— START OF DATASET EXCERPTS —

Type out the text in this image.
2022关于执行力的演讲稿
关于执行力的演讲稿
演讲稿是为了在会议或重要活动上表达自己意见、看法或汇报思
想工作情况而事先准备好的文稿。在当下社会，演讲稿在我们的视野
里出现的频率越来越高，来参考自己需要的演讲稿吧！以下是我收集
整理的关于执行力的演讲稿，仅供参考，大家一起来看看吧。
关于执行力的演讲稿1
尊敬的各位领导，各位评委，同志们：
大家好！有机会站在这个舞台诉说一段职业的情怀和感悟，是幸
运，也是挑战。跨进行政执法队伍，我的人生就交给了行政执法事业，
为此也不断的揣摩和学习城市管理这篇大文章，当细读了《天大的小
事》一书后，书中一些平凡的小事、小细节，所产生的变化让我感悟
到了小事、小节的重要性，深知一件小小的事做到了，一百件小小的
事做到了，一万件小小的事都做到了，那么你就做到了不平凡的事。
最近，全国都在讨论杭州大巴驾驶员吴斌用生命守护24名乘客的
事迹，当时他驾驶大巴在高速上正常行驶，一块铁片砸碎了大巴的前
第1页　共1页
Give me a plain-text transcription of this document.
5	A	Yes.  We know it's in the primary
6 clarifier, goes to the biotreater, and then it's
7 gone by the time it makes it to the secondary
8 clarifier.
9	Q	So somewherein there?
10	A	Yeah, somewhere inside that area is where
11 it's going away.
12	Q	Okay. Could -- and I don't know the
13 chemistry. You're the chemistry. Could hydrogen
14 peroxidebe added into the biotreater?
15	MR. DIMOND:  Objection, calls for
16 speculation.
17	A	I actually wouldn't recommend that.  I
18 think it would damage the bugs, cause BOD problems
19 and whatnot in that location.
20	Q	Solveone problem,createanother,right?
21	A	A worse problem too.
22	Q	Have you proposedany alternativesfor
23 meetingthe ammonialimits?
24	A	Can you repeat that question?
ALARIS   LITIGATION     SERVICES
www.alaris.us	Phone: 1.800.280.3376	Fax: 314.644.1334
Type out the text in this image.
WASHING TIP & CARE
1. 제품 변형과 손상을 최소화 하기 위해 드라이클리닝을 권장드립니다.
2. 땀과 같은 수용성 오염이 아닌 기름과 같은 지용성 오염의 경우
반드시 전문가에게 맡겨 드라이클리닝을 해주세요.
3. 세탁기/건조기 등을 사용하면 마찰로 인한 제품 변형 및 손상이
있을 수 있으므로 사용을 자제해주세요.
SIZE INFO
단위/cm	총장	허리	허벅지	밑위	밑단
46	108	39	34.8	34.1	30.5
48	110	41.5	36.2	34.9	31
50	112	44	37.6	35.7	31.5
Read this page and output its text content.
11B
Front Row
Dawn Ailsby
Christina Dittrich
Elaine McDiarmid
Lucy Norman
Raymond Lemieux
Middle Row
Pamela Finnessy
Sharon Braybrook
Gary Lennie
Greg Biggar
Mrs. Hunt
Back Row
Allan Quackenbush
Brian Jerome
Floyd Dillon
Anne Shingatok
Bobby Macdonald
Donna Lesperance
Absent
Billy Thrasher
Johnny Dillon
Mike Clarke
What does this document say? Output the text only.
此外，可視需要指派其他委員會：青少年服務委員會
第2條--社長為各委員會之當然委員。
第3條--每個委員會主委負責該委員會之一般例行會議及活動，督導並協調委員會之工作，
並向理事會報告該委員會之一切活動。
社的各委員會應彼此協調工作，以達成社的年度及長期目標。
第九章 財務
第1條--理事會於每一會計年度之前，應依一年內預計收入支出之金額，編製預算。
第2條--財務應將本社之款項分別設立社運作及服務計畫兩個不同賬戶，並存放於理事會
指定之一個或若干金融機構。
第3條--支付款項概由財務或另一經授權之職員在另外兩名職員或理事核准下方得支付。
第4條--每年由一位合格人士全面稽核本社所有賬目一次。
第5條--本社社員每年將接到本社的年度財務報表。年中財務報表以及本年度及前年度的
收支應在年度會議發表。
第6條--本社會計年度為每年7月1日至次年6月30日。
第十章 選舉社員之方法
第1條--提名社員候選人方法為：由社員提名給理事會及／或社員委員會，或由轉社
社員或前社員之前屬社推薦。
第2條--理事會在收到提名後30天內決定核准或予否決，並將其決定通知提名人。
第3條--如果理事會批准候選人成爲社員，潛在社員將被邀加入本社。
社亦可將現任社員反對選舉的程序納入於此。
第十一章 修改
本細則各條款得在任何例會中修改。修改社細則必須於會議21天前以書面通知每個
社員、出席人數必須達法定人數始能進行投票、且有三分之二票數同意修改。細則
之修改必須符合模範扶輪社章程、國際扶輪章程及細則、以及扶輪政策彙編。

— END OF DATASET EXCERPTS —

§ EXERCISE:
Once more, set down the full listing, verbatim.

§ THE REPLY:
Type out the text in this image.
2022关于执行力的演讲稿
关于执行力的演讲稿
演讲稿是为了在会议或重要活动上表达自己意见、看法或汇报思
想工作情况而事先准备好的文稿。在当下社会，演讲稿在我们的视野
里出现的频率越来越高，来参考自己需要的演讲稿吧！以下是我收集
整理的关于执行力的演讲稿，仅供参考，大家一起来看看吧。
关于执行力的演讲稿1
尊敬的各位领导，各位评委，同志们：
大家好！有机会站在这个舞台诉说一段职业的情怀和感悟，是幸
运，也是挑战。跨进行政执法队伍，我的人生就交给了行政执法事业，
为此也不断的揣摩和学习城市管理这篇大文章，当细读了《天大的小
事》一书后，书中一些平凡的小事、小细节，所产生的变化让我感悟
到了小事、小节的重要性，深知一件小小的事做到了，一百件小小的
事做到了，一万件小小的事都做到了，那么你就做到了不平凡的事。
最近，全国都在讨论杭州大巴驾驶员吴斌用生命守护24名乘客的
事迹，当时他驾驶大巴在高速上正常行驶，一块铁片砸碎了大巴的前
第1页　共1页
Give me a plain-text transcription of this document.
5	A	Yes.  We know it's in the primary
6 clarifier, goes to the biotreater, and then it's
7 gone by the time it makes it to the secondary
8 clarifier.
9	Q	So somewherein there?
10	A	Yeah, somewhere inside that area is where
11 it's going away.
12	Q	Okay. Could -- and I don't know the
13 chemistry. You're the chemistry. Could hydrogen
14 peroxidebe added into the biotreater?
15	MR. DIMOND:  Objection, calls for
16 speculation.
17	A	I actually wouldn't recommend that.  I
18 think it would damage the bugs, cause BOD problems
19 and whatnot in that location.
20	Q	Solveone problem,createanother,right?
21	A	A worse problem too.
22	Q	Have you proposedany alternativesfor
23 meetingthe ammonialimits?
24	A	Can you repeat that question?
ALARIS   LITIGATION     SERVICES
www.alaris.us	Phone: 1.800.280.3376	Fax: 314.644.1334
Type out the text in this image.
WASHING TIP & CARE
1. 제품 변형과 손상을 최소화 하기 위해 드라이클리닝을 권장드립니다.
2. 땀과 같은 수용성 오염이 아닌 기름과 같은 지용성 오염의 경우
반드시 전문가에게 맡겨 드라이클리닝을 해주세요.
3. 세탁기/건조기 등을 사용하면 마찰로 인한 제품 변형 및 손상이
있을 수 있으므로 사용을 자제해주세요.
SIZE INFO
단위/cm	총장	허리	허벅지	밑위	밑단
46	108	39	34.8	34.1	30.5
48	110	41.5	36.2	34.9	31
50	112	44	37.6	35.7	31.5
Read this page and output its text content.
11B
Front Row
Dawn Ailsby
Christina Dittrich
Elaine McDiarmid
Lucy Norman
Raymond Lemieux
Middle Row
Pamela Finnessy
Sharon Braybrook
Gary Lennie
Greg Biggar
Mrs. Hunt
Back Row
Allan Quackenbush
Brian Jerome
Floyd Dillon
Anne Shingatok
Bobby Macdonald
Donna Lesperance
Absent
Billy Thrasher
Johnny Dillon
Mike Clarke
What does this document say? Output the text only.
此外，可視需要指派其他委員會：青少年服務委員會
第2條--社長為各委員會之當然委員。
第3條--每個委員會主委負責該委員會之一般例行會議及活動，督導並協調委員會之工作，
並向理事會報告該委員會之一切活動。
社的各委員會應彼此協調工作，以達成社的年度及長期目標。
第九章 財務
第1條--理事會於每一會計年度之前，應依一年內預計收入支出之金額，編製預算。
第2條--財務應將本社之款項分別設立社運作及服務計畫兩個不同賬戶，並存放於理事會
指定之一個或若干金融機構。
第3條--支付款項概由財務或另一經授權之職員在另外兩名職員或理事核准下方得支付。
第4條--每年由一位合格人士全面稽核本社所有賬目一次。
第5條--本社社員每年將接到本社的年度財務報表。年中財務報表以及本年度及前年度的
收支應在年度會議發表。
第6條--本社會計年度為每年7月1日至次年6月30日。
第十章 選舉社員之方法
第1條--提名社員候選人方法為：由社員提名給理事會及／或社員委員會，或由轉社
社員或前社員之前屬社推薦。
第2條--理事會在收到提名後30天內決定核准或予否決，並將其決定通知提名人。
第3條--如果理事會批准候選人成爲社員，潛在社員將被邀加入本社。
社亦可將現任社員反對選舉的程序納入於此。
第十一章 修改
本細則各條款得在任何例會中修改。修改社細則必須於會議21天前以書面通知每個
社員、出席人數必須達法定人數始能進行投票、且有三分之二票數同意修改。細則
之修改必須符合模範扶輪社章程、國際扶輪章程及細則、以及扶輪政策彙編。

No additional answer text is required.